[BEGIN The records]

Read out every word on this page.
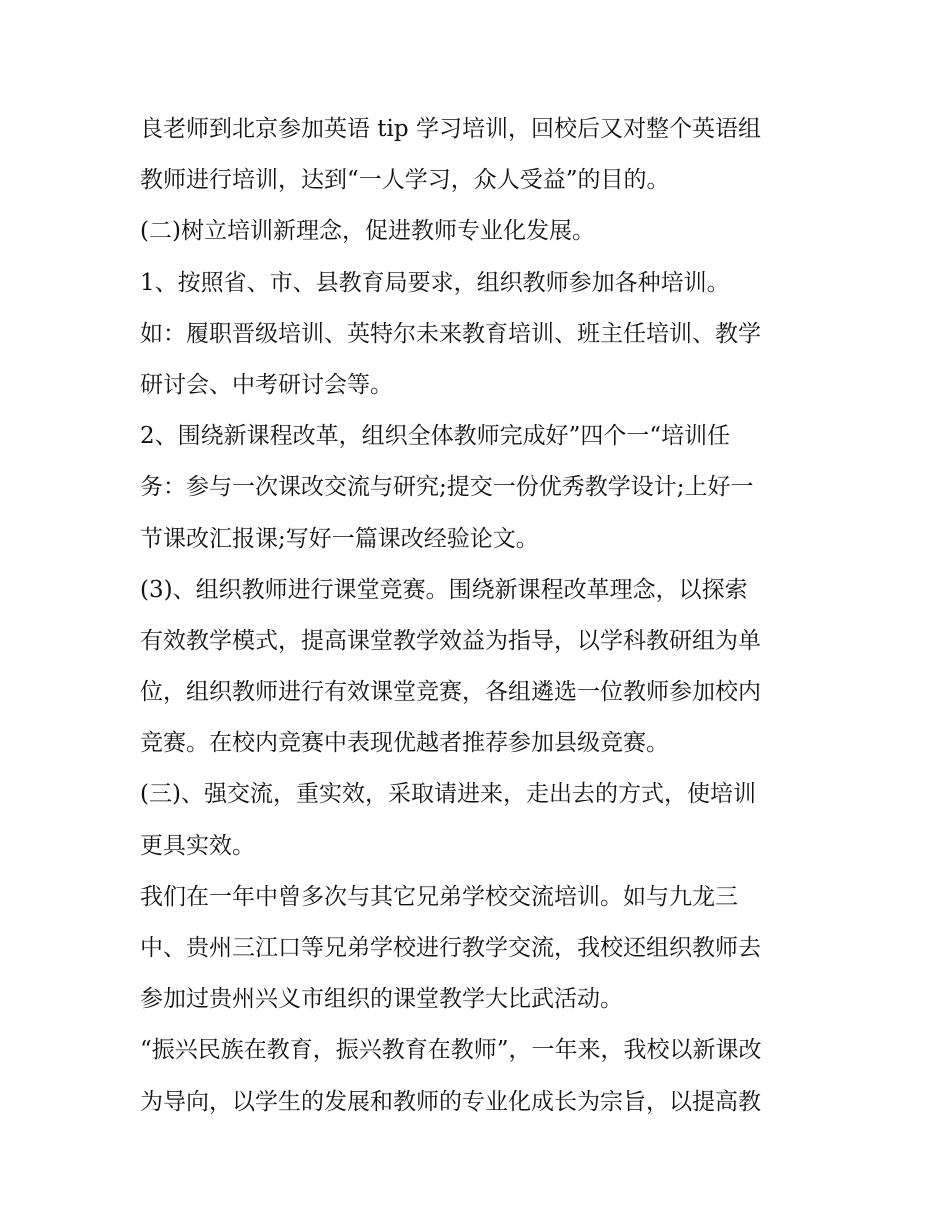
良老师到北京参加英语 tip 学习培训，回校后又对整个英语组
教师进行培训，达到“一人学习，众人受益”的目的。
(二)树立培训新理念，促进教师专业化发展。
1、按照省、市、县教育局要求，组织教师参加各种培训。
如：履职晋级培训、英特尔未来教育培训、班主任培训、教学
研讨会、中考研讨会等。
2、围绕新课程改革，组织全体教师完成好”四个一“培训任
务：参与一次课改交流与研究;提交一份优秀教学设计;上好一
节课改汇报课;写好一篇课改经验论文。
(3)、组织教师进行课堂竞赛。围绕新课程改革理念，以探索
有效教学模式，提高课堂教学效益为指导，以学科教研组为单
位，组织教师进行有效课堂竞赛，各组遴选一位教师参加校内
竞赛。在校内竞赛中表现优越者推荐参加县级竞赛。
(三)、强交流，重实效，采取请进来，走出去的方式，使培训
更具实效。
我们在一年中曾多次与其它兄弟学校交流培训。如与九龙三
中、贵州三江口等兄弟学校进行教学交流，我校还组织教师去
参加过贵州兴义市组织的课堂教学大比武活动。
“振兴民族在教育，振兴教育在教师”，一年来，我校以新课改
为导向，以学生的发展和教师的专业化成长为宗旨，以提高教
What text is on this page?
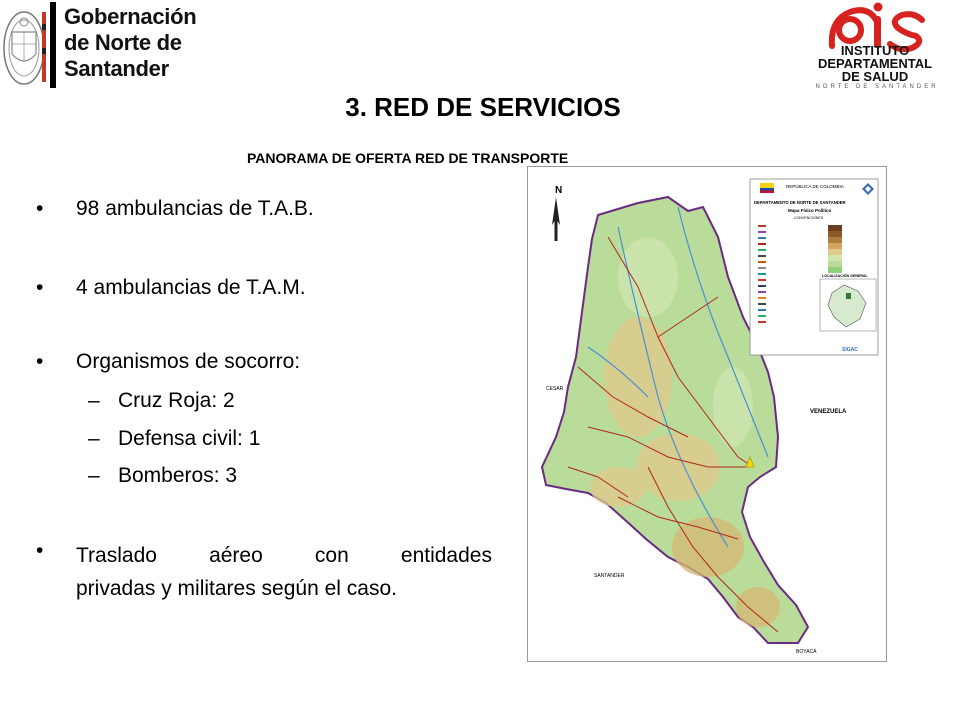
Gobernación
de Norte de
Santander
INSTITUTO
DEPARTAMENTAL
DE SALUD
NORTE DE SANTANDER
3. RED DE SERVICIOS
PANORAMA DE OFERTA RED DE TRANSPORTE
• 98 ambulancias de T.A.B.
• 4 ambulancias de T.A.M.
• Organismos de socorro:
– Cruz Roja: 2
– Defensa civil: 1
– Bomberos: 3
• Traslado aéreo con entidades
privadas y militares según el caso.
N
CESAR
VENEZUELA
SANTANDER
BOYACÁ
REPÚBLICA DE COLOMBIA
DEPARTAMENTO DE NORTE DE SANTANDER
Mapa Físico Político
CONVENCIONES
LOCALIZACIÓN GENERAL
SIGAC
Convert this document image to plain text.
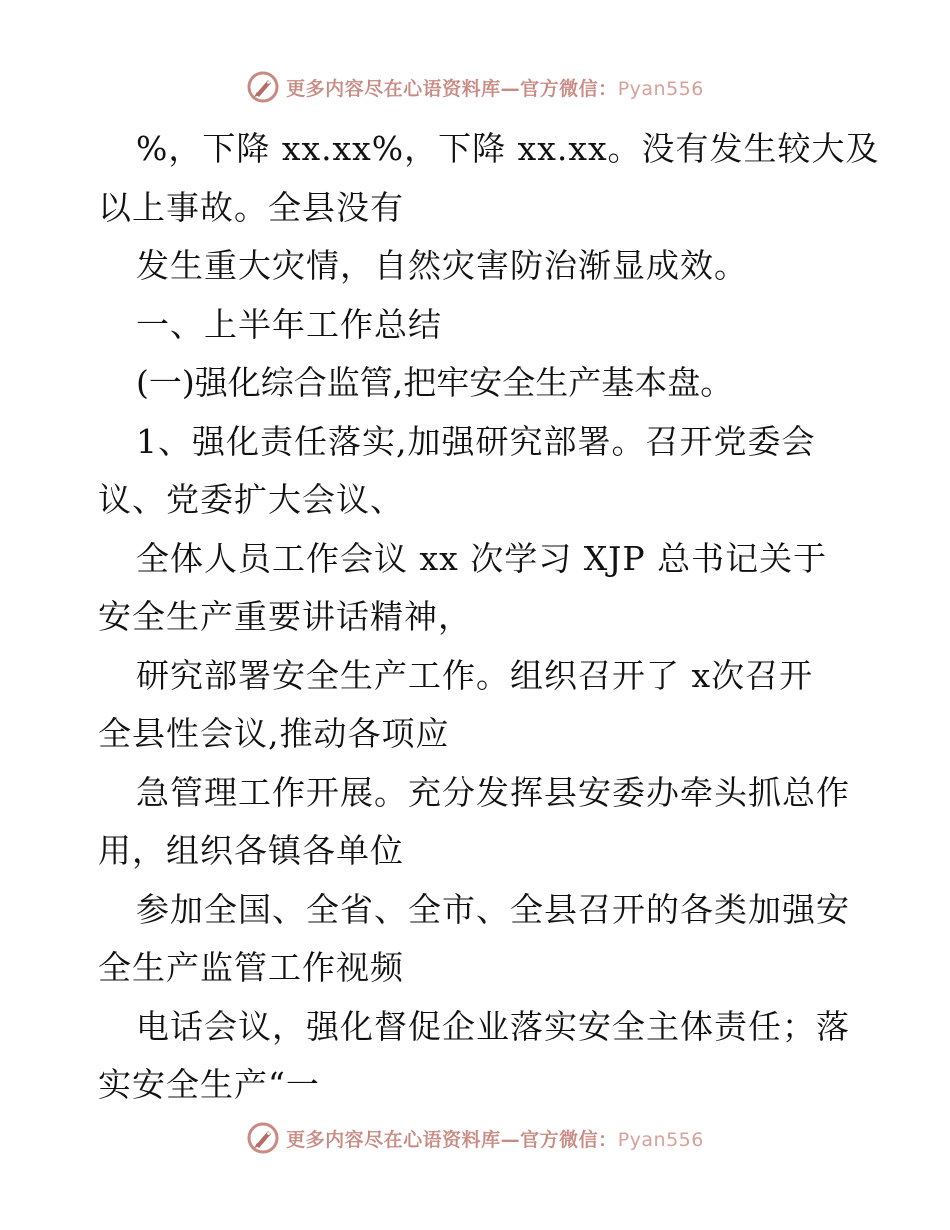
更多内容尽在心语资料库—官方微信：Pyan556
%，下降 xx.xx%，下降 xx.xx。没有发生较大及
以上事故。全县没有
发生重大灾情，自然灾害防治渐显成效。
一、上半年工作总结
(一)强化综合监管,把牢安全生产基本盘。
1、强化责任落实,加强研究部署。召开党委会
议、党委扩大会议、
全体人员工作会议 xx 次学习 XJP 总书记关于
安全生产重要讲话精神，
研究部署安全生产工作。组织召开了 x次召开
全县性会议,推动各项应
急管理工作开展。充分发挥县安委办牵头抓总作
用，组织各镇各单位
参加全国、全省、全市、全县召开的各类加强安
全生产监管工作视频
电话会议，强化督促企业落实安全主体责任；落
实安全生产“一
更多内容尽在心语资料库—官方微信：Pyan556
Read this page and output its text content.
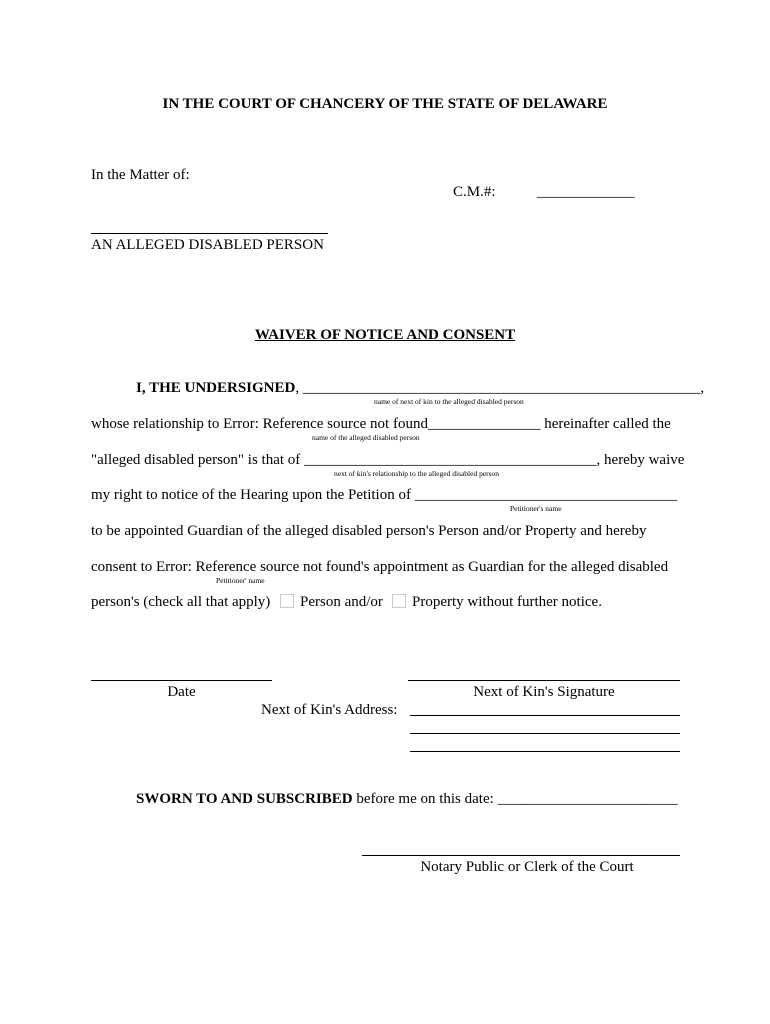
IN THE COURT OF CHANCERY OF THE STATE OF DELAWARE
In the Matter of:
C.M.#:	_____________
AN ALLEGED DISABLED PERSON
WAIVER OF NOTICE AND CONSENT
I, THE UNDERSIGNED, _____________________________________________________,
name of next of kin to the alleged disabled person
whose relationship to Error: Reference source not found_______________ hereinafter called the
name of the alleged disabled person
"alleged disabled person" is that of _______________________________________, hereby waive
next of kin's relationship to the alleged disabled person
my right to notice of the Hearing upon the Petition of ___________________________________
Petitioner's name
to be appointed Guardian of the alleged disabled person's Person and/or Property and hereby
consent to Error: Reference source not found's appointment as Guardian for the alleged disabled
Petitioner' name
person's (check all that apply) Person and/or Property without further notice.
Date	Next of Kin's Signature
Next of Kin's Address:
SWORN TO AND SUBSCRIBED before me on this date: ________________________
Notary Public or Clerk of the Court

[END The records]

◆ **Goal**: Copy every record above exactly, leaving out the pictures.

◆ **Result of the exercise**:
Read out every word on this page.
良老师到北京参加英语 tip 学习培训，回校后又对整个英语组
教师进行培训，达到“一人学习，众人受益”的目的。
(二)树立培训新理念，促进教师专业化发展。
1、按照省、市、县教育局要求，组织教师参加各种培训。
如：履职晋级培训、英特尔未来教育培训、班主任培训、教学
研讨会、中考研讨会等。
2、围绕新课程改革，组织全体教师完成好”四个一“培训任
务：参与一次课改交流与研究;提交一份优秀教学设计;上好一
节课改汇报课;写好一篇课改经验论文。
(3)、组织教师进行课堂竞赛。围绕新课程改革理念，以探索
有效教学模式，提高课堂教学效益为指导，以学科教研组为单
位，组织教师进行有效课堂竞赛，各组遴选一位教师参加校内
竞赛。在校内竞赛中表现优越者推荐参加县级竞赛。
(三)、强交流，重实效，采取请进来，走出去的方式，使培训
更具实效。
我们在一年中曾多次与其它兄弟学校交流培训。如与九龙三
中、贵州三江口等兄弟学校进行教学交流，我校还组织教师去
参加过贵州兴义市组织的课堂教学大比武活动。
“振兴民族在教育，振兴教育在教师”，一年来，我校以新课改
为导向，以学生的发展和教师的专业化成长为宗旨，以提高教
What text is on this page?
Gobernación
de Norte de
Santander
INSTITUTO
DEPARTAMENTAL
DE SALUD
NORTE DE SANTANDER
3. RED DE SERVICIOS
PANORAMA DE OFERTA RED DE TRANSPORTE
• 98 ambulancias de T.A.B.
• 4 ambulancias de T.A.M.
• Organismos de socorro:
– Cruz Roja: 2
– Defensa civil: 1
– Bomberos: 3
• Traslado aéreo con entidades
privadas y militares según el caso.
N
CESAR
VENEZUELA
SANTANDER
BOYACÁ
REPÚBLICA DE COLOMBIA
DEPARTAMENTO DE NORTE DE SANTANDER
Mapa Físico Político
CONVENCIONES
LOCALIZACIÓN GENERAL
SIGAC
Convert this document image to plain text.
更多内容尽在心语资料库—官方微信：Pyan556
%，下降 xx.xx%，下降 xx.xx。没有发生较大及
以上事故。全县没有
发生重大灾情，自然灾害防治渐显成效。
一、上半年工作总结
(一)强化综合监管,把牢安全生产基本盘。
1、强化责任落实,加强研究部署。召开党委会
议、党委扩大会议、
全体人员工作会议 xx 次学习 XJP 总书记关于
安全生产重要讲话精神，
研究部署安全生产工作。组织召开了 x次召开
全县性会议,推动各项应
急管理工作开展。充分发挥县安委办牵头抓总作
用，组织各镇各单位
参加全国、全省、全市、全县召开的各类加强安
全生产监管工作视频
电话会议，强化督促企业落实安全主体责任；落
实安全生产“一
更多内容尽在心语资料库—官方微信：Pyan556
Read this page and output its text content.
IN THE COURT OF CHANCERY OF THE STATE OF DELAWARE
In the Matter of:
C.M.#:	_____________
AN ALLEGED DISABLED PERSON
WAIVER OF NOTICE AND CONSENT
I, THE UNDERSIGNED, _____________________________________________________,
name of next of kin to the alleged disabled person
whose relationship to Error: Reference source not found_______________ hereinafter called the
name of the alleged disabled person
"alleged disabled person" is that of _______________________________________, hereby waive
next of kin's relationship to the alleged disabled person
my right to notice of the Hearing upon the Petition of ___________________________________
Petitioner's name
to be appointed Guardian of the alleged disabled person's Person and/or Property and hereby
consent to Error: Reference source not found's appointment as Guardian for the alleged disabled
Petitioner' name
person's (check all that apply) Person and/or Property without further notice.
Date	Next of Kin's Signature
Next of Kin's Address:
SWORN TO AND SUBSCRIBED before me on this date: ________________________
Notary Public or Clerk of the Court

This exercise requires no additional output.